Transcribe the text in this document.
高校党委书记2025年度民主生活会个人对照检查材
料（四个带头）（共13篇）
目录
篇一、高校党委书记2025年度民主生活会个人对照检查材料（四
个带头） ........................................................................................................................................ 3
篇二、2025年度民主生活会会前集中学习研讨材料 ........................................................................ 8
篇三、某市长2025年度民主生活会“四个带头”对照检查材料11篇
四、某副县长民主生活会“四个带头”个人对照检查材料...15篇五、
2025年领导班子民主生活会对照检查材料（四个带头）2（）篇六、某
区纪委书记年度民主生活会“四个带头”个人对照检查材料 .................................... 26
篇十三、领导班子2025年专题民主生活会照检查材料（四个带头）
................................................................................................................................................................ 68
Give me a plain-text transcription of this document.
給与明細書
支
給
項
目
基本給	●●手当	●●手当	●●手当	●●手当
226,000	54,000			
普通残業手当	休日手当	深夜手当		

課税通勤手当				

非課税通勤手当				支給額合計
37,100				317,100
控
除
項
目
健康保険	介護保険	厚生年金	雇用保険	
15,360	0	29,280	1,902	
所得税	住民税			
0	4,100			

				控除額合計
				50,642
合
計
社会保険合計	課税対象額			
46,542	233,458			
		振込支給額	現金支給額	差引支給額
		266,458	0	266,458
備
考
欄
+ + + + + + +
**Task prompt:** Return the lines above, from the one containing "Give me a plain-text" to the end, exactly as they stand.

**Exercise solution:**
Give me a plain-text transcription of this document.
給与明細書
支
給
項
目
基本給	●●手当	●●手当	●●手当	●●手当
226,000	54,000			
普通残業手当	休日手当	深夜手当		

課税通勤手当				

非課税通勤手当				支給額合計
37,100				317,100
控
除
項
目
健康保険	介護保険	厚生年金	雇用保険	
15,360	0	29,280	1,902	
所得税	住民税			
0	4,100			

				控除額合計
				50,642
合
計
社会保険合計	課税対象額			
46,542	233,458			
		振込支給額	現金支給額	差引支給額
		266,458	0	266,458
備
考
欄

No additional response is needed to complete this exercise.